--- begin Dataset rows ---

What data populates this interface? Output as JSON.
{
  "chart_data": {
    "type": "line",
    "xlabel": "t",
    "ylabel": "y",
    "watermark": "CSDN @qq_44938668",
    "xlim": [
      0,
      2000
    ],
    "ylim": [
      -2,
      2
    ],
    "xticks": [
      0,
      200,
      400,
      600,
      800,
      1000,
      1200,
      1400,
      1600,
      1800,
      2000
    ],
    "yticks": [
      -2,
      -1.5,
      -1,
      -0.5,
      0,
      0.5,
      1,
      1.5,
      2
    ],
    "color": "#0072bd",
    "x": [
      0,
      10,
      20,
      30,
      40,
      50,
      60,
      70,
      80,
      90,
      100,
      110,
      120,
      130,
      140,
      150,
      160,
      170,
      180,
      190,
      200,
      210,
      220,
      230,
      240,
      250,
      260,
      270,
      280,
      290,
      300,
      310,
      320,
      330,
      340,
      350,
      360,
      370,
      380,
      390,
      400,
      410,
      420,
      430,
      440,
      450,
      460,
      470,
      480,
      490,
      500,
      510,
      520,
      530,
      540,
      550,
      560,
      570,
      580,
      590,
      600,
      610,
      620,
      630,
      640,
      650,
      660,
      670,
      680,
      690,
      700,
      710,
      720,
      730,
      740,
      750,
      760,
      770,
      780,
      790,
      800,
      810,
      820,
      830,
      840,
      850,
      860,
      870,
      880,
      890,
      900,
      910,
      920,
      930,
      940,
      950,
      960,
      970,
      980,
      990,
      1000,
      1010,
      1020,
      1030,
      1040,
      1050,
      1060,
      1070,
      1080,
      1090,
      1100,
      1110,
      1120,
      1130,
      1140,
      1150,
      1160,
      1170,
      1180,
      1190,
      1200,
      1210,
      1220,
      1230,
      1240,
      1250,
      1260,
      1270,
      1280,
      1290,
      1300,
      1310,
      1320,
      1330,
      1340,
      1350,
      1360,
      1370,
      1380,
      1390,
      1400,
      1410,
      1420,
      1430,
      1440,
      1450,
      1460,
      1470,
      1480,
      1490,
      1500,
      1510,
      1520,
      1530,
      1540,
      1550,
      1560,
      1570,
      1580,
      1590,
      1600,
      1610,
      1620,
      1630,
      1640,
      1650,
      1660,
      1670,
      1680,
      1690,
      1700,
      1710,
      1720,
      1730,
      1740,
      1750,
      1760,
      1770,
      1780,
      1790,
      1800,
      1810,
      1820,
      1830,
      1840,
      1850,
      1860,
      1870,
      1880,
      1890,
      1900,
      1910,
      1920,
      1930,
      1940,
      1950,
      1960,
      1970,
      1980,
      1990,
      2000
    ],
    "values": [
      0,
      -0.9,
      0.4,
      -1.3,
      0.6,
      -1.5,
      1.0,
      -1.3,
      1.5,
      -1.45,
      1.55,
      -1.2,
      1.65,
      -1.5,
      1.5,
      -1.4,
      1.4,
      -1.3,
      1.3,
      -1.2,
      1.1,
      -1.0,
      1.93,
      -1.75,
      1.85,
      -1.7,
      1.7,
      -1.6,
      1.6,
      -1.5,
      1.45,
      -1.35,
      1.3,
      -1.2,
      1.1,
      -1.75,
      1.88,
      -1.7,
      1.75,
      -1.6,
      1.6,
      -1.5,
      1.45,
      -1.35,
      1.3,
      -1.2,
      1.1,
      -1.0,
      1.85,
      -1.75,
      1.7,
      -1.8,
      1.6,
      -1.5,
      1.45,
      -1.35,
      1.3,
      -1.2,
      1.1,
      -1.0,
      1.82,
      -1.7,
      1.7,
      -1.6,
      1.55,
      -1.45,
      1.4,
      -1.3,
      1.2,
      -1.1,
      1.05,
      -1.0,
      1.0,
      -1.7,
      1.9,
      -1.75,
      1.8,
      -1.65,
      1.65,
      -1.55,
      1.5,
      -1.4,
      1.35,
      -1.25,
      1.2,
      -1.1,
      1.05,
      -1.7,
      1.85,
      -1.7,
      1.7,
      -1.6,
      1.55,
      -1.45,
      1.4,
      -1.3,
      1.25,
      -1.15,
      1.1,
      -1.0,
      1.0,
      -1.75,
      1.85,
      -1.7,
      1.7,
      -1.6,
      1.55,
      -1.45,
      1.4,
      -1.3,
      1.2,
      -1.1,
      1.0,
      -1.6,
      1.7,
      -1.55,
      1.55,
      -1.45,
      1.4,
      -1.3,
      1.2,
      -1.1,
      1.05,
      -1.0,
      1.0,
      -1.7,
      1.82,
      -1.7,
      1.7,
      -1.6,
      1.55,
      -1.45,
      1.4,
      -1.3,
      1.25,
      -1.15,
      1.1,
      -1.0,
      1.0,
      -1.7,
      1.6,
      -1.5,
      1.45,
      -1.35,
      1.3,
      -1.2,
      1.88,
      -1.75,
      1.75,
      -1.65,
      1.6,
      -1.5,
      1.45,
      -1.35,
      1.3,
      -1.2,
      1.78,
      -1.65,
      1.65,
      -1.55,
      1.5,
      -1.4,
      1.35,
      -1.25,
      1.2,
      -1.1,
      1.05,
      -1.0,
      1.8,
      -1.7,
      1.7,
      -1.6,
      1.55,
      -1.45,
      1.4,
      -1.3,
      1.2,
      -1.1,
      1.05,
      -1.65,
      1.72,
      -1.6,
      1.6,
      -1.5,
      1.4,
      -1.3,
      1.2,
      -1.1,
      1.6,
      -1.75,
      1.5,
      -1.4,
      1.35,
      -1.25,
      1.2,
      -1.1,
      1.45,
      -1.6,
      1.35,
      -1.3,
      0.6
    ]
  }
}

--- end Dataset rows ---

▸ **Do this**
Copy the material above verbatim.

▸ **Right answer**
What data populates this interface? Output as JSON.
{
  "chart_data": {
    "type": "line",
    "xlabel": "t",
    "ylabel": "y",
    "watermark": "CSDN @qq_44938668",
    "xlim": [
      0,
      2000
    ],
    "ylim": [
      -2,
      2
    ],
    "xticks": [
      0,
      200,
      400,
      600,
      800,
      1000,
      1200,
      1400,
      1600,
      1800,
      2000
    ],
    "yticks": [
      -2,
      -1.5,
      -1,
      -0.5,
      0,
      0.5,
      1,
      1.5,
      2
    ],
    "color": "#0072bd",
    "x": [
      0,
      10,
      20,
      30,
      40,
      50,
      60,
      70,
      80,
      90,
      100,
      110,
      120,
      130,
      140,
      150,
      160,
      170,
      180,
      190,
      200,
      210,
      220,
      230,
      240,
      250,
      260,
      270,
      280,
      290,
      300,
      310,
      320,
      330,
      340,
      350,
      360,
      370,
      380,
      390,
      400,
      410,
      420,
      430,
      440,
      450,
      460,
      470,
      480,
      490,
      500,
      510,
      520,
      530,
      540,
      550,
      560,
      570,
      580,
      590,
      600,
      610,
      620,
      630,
      640,
      650,
      660,
      670,
      680,
      690,
      700,
      710,
      720,
      730,
      740,
      750,
      760,
      770,
      780,
      790,
      800,
      810,
      820,
      830,
      840,
      850,
      860,
      870,
      880,
      890,
      900,
      910,
      920,
      930,
      940,
      950,
      960,
      970,
      980,
      990,
      1000,
      1010,
      1020,
      1030,
      1040,
      1050,
      1060,
      1070,
      1080,
      1090,
      1100,
      1110,
      1120,
      1130,
      1140,
      1150,
      1160,
      1170,
      1180,
      1190,
      1200,
      1210,
      1220,
      1230,
      1240,
      1250,
      1260,
      1270,
      1280,
      1290,
      1300,
      1310,
      1320,
      1330,
      1340,
      1350,
      1360,
      1370,
      1380,
      1390,
      1400,
      1410,
      1420,
      1430,
      1440,
      1450,
      1460,
      1470,
      1480,
      1490,
      1500,
      1510,
      1520,
      1530,
      1540,
      1550,
      1560,
      1570,
      1580,
      1590,
      1600,
      1610,
      1620,
      1630,
      1640,
      1650,
      1660,
      1670,
      1680,
      1690,
      1700,
      1710,
      1720,
      1730,
      1740,
      1750,
      1760,
      1770,
      1780,
      1790,
      1800,
      1810,
      1820,
      1830,
      1840,
      1850,
      1860,
      1870,
      1880,
      1890,
      1900,
      1910,
      1920,
      1930,
      1940,
      1950,
      1960,
      1970,
      1980,
      1990,
      2000
    ],
    "values": [
      0,
      -0.9,
      0.4,
      -1.3,
      0.6,
      -1.5,
      1.0,
      -1.3,
      1.5,
      -1.45,
      1.55,
      -1.2,
      1.65,
      -1.5,
      1.5,
      -1.4,
      1.4,
      -1.3,
      1.3,
      -1.2,
      1.1,
      -1.0,
      1.93,
      -1.75,
      1.85,
      -1.7,
      1.7,
      -1.6,
      1.6,
      -1.5,
      1.45,
      -1.35,
      1.3,
      -1.2,
      1.1,
      -1.75,
      1.88,
      -1.7,
      1.75,
      -1.6,
      1.6,
      -1.5,
      1.45,
      -1.35,
      1.3,
      -1.2,
      1.1,
      -1.0,
      1.85,
      -1.75,
      1.7,
      -1.8,
      1.6,
      -1.5,
      1.45,
      -1.35,
      1.3,
      -1.2,
      1.1,
      -1.0,
      1.82,
      -1.7,
      1.7,
      -1.6,
      1.55,
      -1.45,
      1.4,
      -1.3,
      1.2,
      -1.1,
      1.05,
      -1.0,
      1.0,
      -1.7,
      1.9,
      -1.75,
      1.8,
      -1.65,
      1.65,
      -1.55,
      1.5,
      -1.4,
      1.35,
      -1.25,
      1.2,
      -1.1,
      1.05,
      -1.7,
      1.85,
      -1.7,
      1.7,
      -1.6,
      1.55,
      -1.45,
      1.4,
      -1.3,
      1.25,
      -1.15,
      1.1,
      -1.0,
      1.0,
      -1.75,
      1.85,
      -1.7,
      1.7,
      -1.6,
      1.55,
      -1.45,
      1.4,
      -1.3,
      1.2,
      -1.1,
      1.0,
      -1.6,
      1.7,
      -1.55,
      1.55,
      -1.45,
      1.4,
      -1.3,
      1.2,
      -1.1,
      1.05,
      -1.0,
      1.0,
      -1.7,
      1.82,
      -1.7,
      1.7,
      -1.6,
      1.55,
      -1.45,
      1.4,
      -1.3,
      1.25,
      -1.15,
      1.1,
      -1.0,
      1.0,
      -1.7,
      1.6,
      -1.5,
      1.45,
      -1.35,
      1.3,
      -1.2,
      1.88,
      -1.75,
      1.75,
      -1.65,
      1.6,
      -1.5,
      1.45,
      -1.35,
      1.3,
      -1.2,
      1.78,
      -1.65,
      1.65,
      -1.55,
      1.5,
      -1.4,
      1.35,
      -1.25,
      1.2,
      -1.1,
      1.05,
      -1.0,
      1.8,
      -1.7,
      1.7,
      -1.6,
      1.55,
      -1.45,
      1.4,
      -1.3,
      1.2,
      -1.1,
      1.05,
      -1.65,
      1.72,
      -1.6,
      1.6,
      -1.5,
      1.4,
      -1.3,
      1.2,
      -1.1,
      1.6,
      -1.75,
      1.5,
      -1.4,
      1.35,
      -1.25,
      1.2,
      -1.1,
      1.45,
      -1.6,
      1.35,
      -1.3,
      0.6
    ]
  }
}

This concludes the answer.